Reproduce the material below line for line, starting at its first line and stopping after the line that contains "legend-swatch: [40, 475, 78, 493]".

● ● ● ● ●

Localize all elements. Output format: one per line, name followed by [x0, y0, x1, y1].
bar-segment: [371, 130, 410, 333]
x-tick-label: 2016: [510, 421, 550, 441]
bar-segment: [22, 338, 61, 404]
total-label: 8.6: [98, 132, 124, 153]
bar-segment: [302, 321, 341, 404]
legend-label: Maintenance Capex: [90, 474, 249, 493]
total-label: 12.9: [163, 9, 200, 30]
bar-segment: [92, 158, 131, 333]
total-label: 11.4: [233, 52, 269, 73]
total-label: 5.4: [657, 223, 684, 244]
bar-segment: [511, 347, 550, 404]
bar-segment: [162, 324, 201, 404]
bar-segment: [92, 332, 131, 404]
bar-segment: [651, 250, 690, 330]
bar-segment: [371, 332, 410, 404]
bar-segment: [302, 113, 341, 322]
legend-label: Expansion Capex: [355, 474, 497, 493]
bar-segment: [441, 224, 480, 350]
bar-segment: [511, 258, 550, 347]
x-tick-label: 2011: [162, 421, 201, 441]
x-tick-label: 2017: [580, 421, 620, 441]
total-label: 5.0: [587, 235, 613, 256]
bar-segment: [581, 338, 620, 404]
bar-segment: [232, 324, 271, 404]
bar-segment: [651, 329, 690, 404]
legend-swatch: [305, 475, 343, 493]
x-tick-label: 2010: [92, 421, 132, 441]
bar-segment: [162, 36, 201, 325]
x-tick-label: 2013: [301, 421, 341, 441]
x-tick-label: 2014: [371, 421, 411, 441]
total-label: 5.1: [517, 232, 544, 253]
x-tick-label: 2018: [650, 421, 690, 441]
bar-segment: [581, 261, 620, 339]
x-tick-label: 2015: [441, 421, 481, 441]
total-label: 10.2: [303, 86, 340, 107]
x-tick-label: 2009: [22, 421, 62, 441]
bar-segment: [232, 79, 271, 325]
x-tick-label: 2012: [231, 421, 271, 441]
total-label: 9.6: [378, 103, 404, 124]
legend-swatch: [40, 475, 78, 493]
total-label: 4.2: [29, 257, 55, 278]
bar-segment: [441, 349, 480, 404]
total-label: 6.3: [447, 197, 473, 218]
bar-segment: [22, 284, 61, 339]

● ● ● ● ●

ANSWER TO THE TASK:
Localize all elements. Output format: one per line, name followed by [x0, y0, x1, y1].
bar-segment: [371, 130, 410, 333]
x-tick-label: 2016: [510, 421, 550, 441]
bar-segment: [22, 338, 61, 404]
total-label: 8.6: [98, 132, 124, 153]
bar-segment: [302, 321, 341, 404]
legend-label: Maintenance Capex: [90, 474, 249, 493]
total-label: 12.9: [163, 9, 200, 30]
bar-segment: [92, 158, 131, 333]
total-label: 11.4: [233, 52, 269, 73]
total-label: 5.4: [657, 223, 684, 244]
bar-segment: [511, 347, 550, 404]
bar-segment: [162, 324, 201, 404]
bar-segment: [92, 332, 131, 404]
bar-segment: [651, 250, 690, 330]
bar-segment: [371, 332, 410, 404]
bar-segment: [302, 113, 341, 322]
legend-label: Expansion Capex: [355, 474, 497, 493]
bar-segment: [441, 224, 480, 350]
bar-segment: [511, 258, 550, 347]
x-tick-label: 2011: [162, 421, 201, 441]
x-tick-label: 2017: [580, 421, 620, 441]
total-label: 5.0: [587, 235, 613, 256]
bar-segment: [581, 338, 620, 404]
bar-segment: [232, 324, 271, 404]
bar-segment: [651, 329, 690, 404]
legend-swatch: [305, 475, 343, 493]
x-tick-label: 2010: [92, 421, 132, 441]
bar-segment: [162, 36, 201, 325]
x-tick-label: 2013: [301, 421, 341, 441]
x-tick-label: 2014: [371, 421, 411, 441]
total-label: 5.1: [517, 232, 544, 253]
x-tick-label: 2018: [650, 421, 690, 441]
bar-segment: [581, 261, 620, 339]
x-tick-label: 2015: [441, 421, 481, 441]
total-label: 10.2: [303, 86, 340, 107]
x-tick-label: 2009: [22, 421, 62, 441]
bar-segment: [232, 79, 271, 325]
x-tick-label: 2012: [231, 421, 271, 441]
total-label: 9.6: [378, 103, 404, 124]
legend-swatch: [40, 475, 78, 493]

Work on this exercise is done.